=== Given task ===
Copy each line that contains the string "адзіно".

┄┄┄┄┄┄┄┄┄┄┄┄┄┄┄┄┄┄┄┄

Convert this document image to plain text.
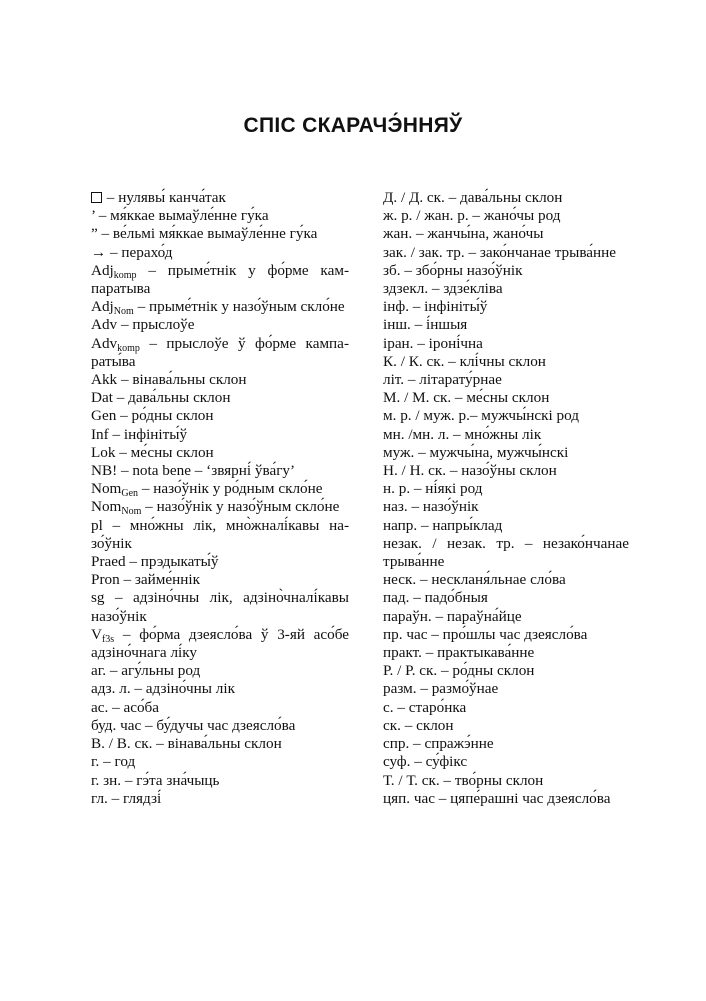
СПІС СКАРАЧЭ́ННЯЎ

– нулявы́ канча́так

’ – мя́ккае вымаўле́нне гу́ка

” – ве́льмі мя́ккае вымаўле́нне гу́ка

→ – перахо́д

Adj$_{komp}$ – прыме́тнік у фо́рме кампаратыва

Adj$_{Nom}$ – прыме́тнік у назо́ўным скло́не

Adv – прыслоўе

Adv$_{komp}$ – прыслоўе ў фо́рме кампараты́ва

Akk – вінава́льны склон

Dat – дава́льны склон

Gen – ро́дны склон

Inf – інфініты́ў

Lok – ме́сны склон

NB! – nota bene – ‘звярні́ ўва́гу’

Nom$_{Gen}$ – назо́ўнік у ро́дным скло́не

Nom$_{Nom}$ – назо́ўнік у назо́ўным скло́не

pl – мно́жны лік, мно̀жналі́кавы назо́ўнік

Praed – прэдыкаты́ў

Pron – займе́ннік

sg – адзіно́чны лік, адзіно̀чналі́кавы назо́ўнік

$V_{f3s}$ – фо́рма дзеясло́ва ў 3-яй асо́бе адзіно́чнага лі́ку

аг. – агу́льны род

адз. л. – адзіно́чны лік

ас. – асо́ба

буд. час – бу́дучы час дзеясло́ва

В. / В. ск. – вінава́льны склон

г. – год

г. зн. – гэ́та зна́чыць

гл. – глядзі́

Д. / Д. ск. – дава́льны склон

ж. р. / жан. р. – жано́чы род

жан. – жанчы́на, жано́чы

зак. / зак. тр. – зако́нчанае трыва́нне

зб. – збо́рны назо́ўнік

здзекл. – здзе́кліва

інф. – інфініты́ў

інш. – і́ншыя

іран. – іроні́чна

К. / К. ск. – клі́чны склон

літ. – літарату́рнае

М. / М. ск. – ме́сны склон

м. р. / муж. р.– мужчы́нскі род

мн. /мн. л. – мно́жны лік

муж. – мужчы́на, мужчы́нскі

Н. / Н. ск. – назо́ўны склон

н. р. – ні́які род

наз. – назо́ўнік

напр. – напры́клад

незак. / незак. тр. – незако́нчанае трыва́нне

неск. – нескланя́льнае сло́ва

пад. – падо́бныя

параўн. – параўна́йце

пр. час – про́шлы час дзеясло́ва

практ. – практыкава́нне

Р. / Р. ск. – ро́дны склон

разм. – размо́ўнае

с. – старо́нка

ск. – склон

спр. – спражэ́нне

суф. – су́фікс

Т. / Т. ск. – тво́рны склон

цяп. час – цяпе́рашні час дзеясло́ва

┄┄┄┄┄┄┄┄┄┄┄┄┄┄┄┄┄┄┄┄

=== Response ===
sg – адзіно́чны лік, адзіно̀чналі́кавы назо́ўнік
$V_{f3s}$ – фо́рма дзеясло́ва ў 3-яй асо́бе адзіно́чнага лі́ку
адз. л. – адзіно́чны лік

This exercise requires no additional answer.